> [STATED EXERCISE]
Copy out all lines where "Externes" appears.

Dataset rows about figures
──────────
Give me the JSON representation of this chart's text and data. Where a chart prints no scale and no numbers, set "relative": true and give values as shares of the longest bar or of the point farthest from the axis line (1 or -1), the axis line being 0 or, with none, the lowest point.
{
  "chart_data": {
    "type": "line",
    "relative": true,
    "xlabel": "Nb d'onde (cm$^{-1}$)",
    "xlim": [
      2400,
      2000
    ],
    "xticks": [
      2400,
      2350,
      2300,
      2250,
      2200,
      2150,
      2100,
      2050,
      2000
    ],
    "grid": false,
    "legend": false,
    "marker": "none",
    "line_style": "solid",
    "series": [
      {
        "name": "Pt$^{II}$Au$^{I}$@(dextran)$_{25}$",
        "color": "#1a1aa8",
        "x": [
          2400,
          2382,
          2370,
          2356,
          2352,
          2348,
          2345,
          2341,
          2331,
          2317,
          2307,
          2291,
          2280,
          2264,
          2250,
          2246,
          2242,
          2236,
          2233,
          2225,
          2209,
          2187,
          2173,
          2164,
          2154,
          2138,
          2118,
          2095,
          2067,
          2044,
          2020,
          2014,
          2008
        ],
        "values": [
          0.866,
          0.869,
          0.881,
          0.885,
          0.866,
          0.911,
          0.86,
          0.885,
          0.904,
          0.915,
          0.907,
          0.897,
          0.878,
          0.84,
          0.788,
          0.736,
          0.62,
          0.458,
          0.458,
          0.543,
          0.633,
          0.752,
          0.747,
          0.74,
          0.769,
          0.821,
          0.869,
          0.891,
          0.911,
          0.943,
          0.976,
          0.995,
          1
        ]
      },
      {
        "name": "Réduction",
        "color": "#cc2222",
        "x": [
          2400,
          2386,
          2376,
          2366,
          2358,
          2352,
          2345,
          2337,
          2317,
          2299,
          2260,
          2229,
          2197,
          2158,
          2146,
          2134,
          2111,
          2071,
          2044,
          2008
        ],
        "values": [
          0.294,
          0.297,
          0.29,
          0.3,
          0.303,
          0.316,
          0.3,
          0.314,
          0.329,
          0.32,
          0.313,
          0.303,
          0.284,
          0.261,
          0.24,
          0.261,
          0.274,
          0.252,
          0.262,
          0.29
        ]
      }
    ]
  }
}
──────────
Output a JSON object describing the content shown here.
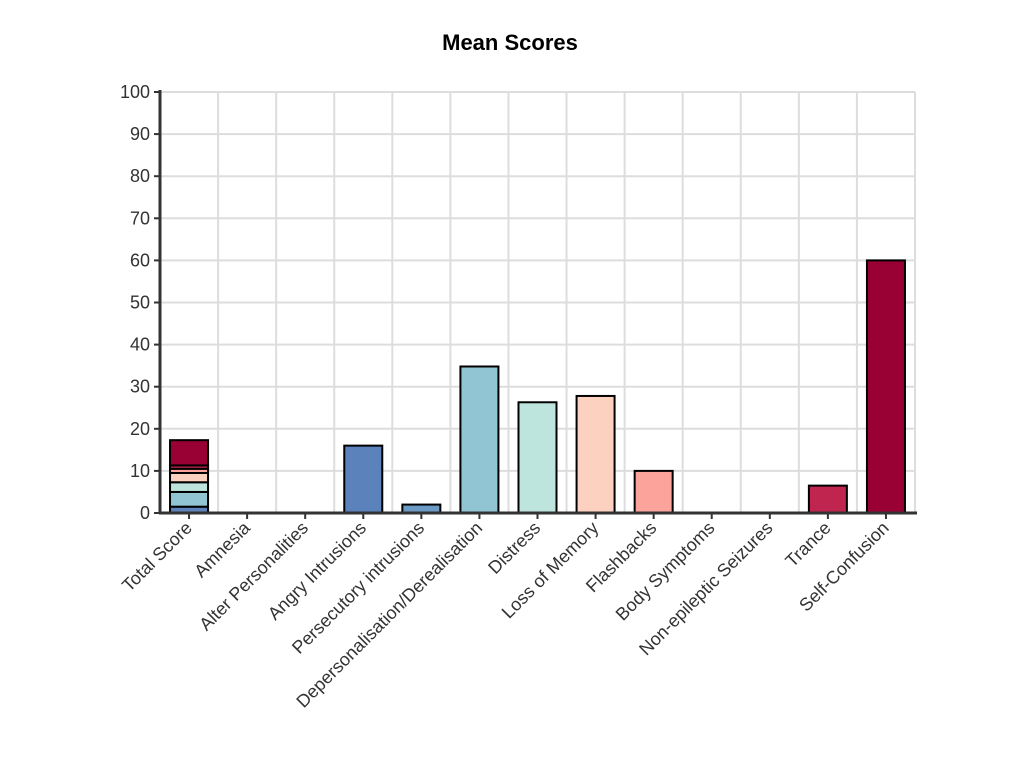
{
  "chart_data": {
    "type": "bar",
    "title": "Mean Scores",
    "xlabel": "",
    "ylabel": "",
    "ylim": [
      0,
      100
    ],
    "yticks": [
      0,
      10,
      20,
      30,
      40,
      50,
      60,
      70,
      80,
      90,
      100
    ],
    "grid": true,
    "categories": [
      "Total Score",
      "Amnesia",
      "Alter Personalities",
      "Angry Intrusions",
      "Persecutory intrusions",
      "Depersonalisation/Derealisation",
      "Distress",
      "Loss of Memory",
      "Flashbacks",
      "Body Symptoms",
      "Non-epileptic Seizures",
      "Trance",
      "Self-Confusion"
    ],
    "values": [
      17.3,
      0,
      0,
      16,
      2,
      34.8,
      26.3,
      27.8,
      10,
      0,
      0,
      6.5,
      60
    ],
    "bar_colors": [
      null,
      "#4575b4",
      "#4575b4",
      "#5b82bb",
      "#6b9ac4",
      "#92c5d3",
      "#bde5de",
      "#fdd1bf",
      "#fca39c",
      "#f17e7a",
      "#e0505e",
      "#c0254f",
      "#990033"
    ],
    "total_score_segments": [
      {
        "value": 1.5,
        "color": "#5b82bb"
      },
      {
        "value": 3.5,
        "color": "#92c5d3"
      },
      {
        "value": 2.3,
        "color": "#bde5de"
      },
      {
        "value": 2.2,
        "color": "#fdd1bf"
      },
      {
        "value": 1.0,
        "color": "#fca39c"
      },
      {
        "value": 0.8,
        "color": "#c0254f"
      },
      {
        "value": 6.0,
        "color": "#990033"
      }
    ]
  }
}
──────────
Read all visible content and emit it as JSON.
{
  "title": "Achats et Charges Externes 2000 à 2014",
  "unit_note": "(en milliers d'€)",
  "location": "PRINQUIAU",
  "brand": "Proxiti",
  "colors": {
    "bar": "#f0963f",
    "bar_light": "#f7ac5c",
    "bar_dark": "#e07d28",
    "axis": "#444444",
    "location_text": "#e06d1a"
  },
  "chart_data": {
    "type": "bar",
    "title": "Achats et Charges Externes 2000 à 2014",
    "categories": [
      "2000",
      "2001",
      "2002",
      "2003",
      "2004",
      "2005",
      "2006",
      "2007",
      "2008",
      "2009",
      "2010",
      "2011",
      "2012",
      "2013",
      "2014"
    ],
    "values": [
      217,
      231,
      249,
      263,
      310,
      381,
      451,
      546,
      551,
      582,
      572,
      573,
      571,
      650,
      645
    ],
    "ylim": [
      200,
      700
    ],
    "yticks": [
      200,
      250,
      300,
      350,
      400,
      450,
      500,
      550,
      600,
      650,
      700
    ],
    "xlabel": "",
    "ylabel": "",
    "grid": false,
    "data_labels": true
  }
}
──────────
> [SOLUTION TO THIS PROBLEM]
  "title": "Achats et Charges Externes 2000 à 2014",
    "title": "Achats et Charges Externes 2000 à 2014",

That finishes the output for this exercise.